Items from a figure collection:

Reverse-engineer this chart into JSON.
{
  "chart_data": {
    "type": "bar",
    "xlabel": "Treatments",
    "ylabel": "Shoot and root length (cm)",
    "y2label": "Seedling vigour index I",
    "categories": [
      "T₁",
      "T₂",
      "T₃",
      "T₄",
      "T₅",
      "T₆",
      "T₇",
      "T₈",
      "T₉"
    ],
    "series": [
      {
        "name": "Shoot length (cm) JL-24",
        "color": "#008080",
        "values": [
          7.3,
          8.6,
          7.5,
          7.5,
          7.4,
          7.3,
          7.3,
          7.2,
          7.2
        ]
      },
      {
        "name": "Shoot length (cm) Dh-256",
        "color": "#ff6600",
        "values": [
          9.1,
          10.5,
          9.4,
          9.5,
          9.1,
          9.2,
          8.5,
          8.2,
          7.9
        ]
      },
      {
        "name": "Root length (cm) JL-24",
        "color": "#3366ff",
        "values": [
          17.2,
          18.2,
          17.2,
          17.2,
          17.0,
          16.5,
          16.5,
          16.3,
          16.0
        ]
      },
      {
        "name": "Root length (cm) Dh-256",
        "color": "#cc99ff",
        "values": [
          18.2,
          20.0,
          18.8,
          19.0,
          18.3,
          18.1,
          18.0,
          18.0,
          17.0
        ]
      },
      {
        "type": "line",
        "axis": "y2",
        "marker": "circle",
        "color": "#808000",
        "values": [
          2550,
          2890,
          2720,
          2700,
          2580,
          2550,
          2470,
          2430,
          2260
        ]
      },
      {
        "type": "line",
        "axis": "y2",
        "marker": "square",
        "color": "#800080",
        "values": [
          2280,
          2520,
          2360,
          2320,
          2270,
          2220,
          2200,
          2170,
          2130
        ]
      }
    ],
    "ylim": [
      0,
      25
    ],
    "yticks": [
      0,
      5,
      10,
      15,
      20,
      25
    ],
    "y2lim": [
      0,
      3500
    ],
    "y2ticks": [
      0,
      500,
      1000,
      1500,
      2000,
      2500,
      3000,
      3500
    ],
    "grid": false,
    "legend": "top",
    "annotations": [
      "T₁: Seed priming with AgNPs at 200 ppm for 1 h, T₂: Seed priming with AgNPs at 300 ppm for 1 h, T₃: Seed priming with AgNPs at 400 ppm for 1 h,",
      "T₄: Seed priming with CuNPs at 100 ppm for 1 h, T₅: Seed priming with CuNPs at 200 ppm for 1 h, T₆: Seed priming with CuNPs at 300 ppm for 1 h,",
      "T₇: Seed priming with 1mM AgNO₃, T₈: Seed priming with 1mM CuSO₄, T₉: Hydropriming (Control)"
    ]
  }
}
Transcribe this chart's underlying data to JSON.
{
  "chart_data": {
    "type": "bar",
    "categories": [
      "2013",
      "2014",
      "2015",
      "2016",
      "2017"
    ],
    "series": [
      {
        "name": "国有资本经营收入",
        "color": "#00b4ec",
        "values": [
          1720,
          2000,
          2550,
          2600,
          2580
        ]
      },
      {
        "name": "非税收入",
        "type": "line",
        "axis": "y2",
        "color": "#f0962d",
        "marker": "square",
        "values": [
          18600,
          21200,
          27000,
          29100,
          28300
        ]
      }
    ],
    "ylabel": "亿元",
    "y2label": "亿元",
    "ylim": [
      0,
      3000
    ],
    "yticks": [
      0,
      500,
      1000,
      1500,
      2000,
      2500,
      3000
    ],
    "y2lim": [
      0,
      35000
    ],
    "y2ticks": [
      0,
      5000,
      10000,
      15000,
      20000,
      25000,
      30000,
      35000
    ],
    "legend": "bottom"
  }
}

**SHORT EXERCISE:** Collect every line with the string "Shoot" from the records, and copy each.

**CORRECT RESPONSE:**
    "ylabel": "Shoot and root length (cm)",
        "name": "Shoot length (cm) JL-24",
        "name": "Shoot length (cm) Dh-256",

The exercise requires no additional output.